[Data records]

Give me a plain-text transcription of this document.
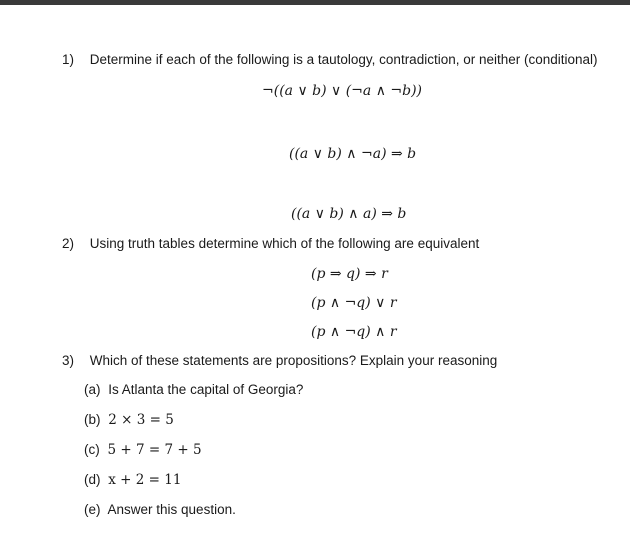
1) Determine if each of the following is a tautology, contradiction, or neither (conditional)
¬((a ∨ b) ∨ (¬a ∧ ¬b))
((a ∨ b) ∧ ¬a) ⇒ b
((a ∨ b) ∧ a) ⇒ b
2) Using truth tables determine which of the following are equivalent
(p ⇒ q) ⇒ r
(p ∧ ¬q) ∨ r
(p ∧ ¬q) ∧ r
3) Which of these statements are propositions? Explain your reasoning
(a) Is Atlanta the capital of Georgia?
(b) 2 × 3 = 5
(c) 5 + 7 = 7 + 5
(d) x + 2 = 11
(e) Answer this question.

WORK TO COMPLETE:
Pull out every line of the entries that includes the word "this".

ANSWER TO THE EXERCISE:
Give me a plain-text transcription of this document.
(e) Answer this question.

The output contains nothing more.